**Provided data**
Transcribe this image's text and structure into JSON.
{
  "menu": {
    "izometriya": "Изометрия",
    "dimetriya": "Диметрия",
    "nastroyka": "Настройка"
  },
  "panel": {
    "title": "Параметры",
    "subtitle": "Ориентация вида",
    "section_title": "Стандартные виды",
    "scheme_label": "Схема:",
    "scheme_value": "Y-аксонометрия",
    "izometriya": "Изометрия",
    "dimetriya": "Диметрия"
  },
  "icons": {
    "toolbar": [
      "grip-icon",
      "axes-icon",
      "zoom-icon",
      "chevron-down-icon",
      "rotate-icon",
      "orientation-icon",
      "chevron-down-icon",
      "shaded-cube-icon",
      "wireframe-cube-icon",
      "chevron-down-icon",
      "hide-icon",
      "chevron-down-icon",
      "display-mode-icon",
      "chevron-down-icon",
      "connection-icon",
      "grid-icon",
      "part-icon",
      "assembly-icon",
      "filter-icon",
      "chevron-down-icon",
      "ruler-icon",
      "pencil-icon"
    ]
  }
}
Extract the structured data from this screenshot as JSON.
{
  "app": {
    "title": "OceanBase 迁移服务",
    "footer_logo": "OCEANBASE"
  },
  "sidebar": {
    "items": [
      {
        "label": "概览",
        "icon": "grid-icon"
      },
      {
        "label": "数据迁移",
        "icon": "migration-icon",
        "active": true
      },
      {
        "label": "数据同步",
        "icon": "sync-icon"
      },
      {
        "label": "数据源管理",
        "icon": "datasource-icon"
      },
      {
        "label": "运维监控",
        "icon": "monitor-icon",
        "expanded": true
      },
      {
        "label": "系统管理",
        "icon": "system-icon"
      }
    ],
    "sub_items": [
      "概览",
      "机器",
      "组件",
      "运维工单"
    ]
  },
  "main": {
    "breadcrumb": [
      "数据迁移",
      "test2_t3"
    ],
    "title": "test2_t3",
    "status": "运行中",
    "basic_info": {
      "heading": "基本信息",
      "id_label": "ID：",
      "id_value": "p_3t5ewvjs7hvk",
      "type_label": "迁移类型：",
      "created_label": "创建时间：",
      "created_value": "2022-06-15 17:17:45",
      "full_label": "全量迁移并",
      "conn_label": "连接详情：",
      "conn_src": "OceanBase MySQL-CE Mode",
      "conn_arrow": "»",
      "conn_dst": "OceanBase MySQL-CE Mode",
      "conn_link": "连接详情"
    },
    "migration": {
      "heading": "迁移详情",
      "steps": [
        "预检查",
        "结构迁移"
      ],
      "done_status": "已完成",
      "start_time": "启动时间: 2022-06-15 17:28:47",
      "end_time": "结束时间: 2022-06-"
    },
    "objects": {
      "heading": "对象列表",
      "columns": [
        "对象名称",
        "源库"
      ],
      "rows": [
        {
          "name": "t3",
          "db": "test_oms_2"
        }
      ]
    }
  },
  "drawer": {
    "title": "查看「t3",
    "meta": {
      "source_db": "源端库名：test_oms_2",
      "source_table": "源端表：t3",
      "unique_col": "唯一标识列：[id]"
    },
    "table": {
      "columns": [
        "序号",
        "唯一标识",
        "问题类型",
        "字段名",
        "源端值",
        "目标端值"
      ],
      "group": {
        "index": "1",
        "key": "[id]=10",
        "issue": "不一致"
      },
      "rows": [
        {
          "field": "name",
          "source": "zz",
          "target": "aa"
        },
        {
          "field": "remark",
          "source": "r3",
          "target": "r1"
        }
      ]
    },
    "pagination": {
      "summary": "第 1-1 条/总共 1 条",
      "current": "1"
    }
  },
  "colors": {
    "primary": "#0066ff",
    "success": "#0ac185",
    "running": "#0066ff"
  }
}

**Exercise prompt**
Select every line above that contains the word "cube", and copy it.

**Solution below**
      "shaded-cube-icon",
      "wireframe-cube-icon",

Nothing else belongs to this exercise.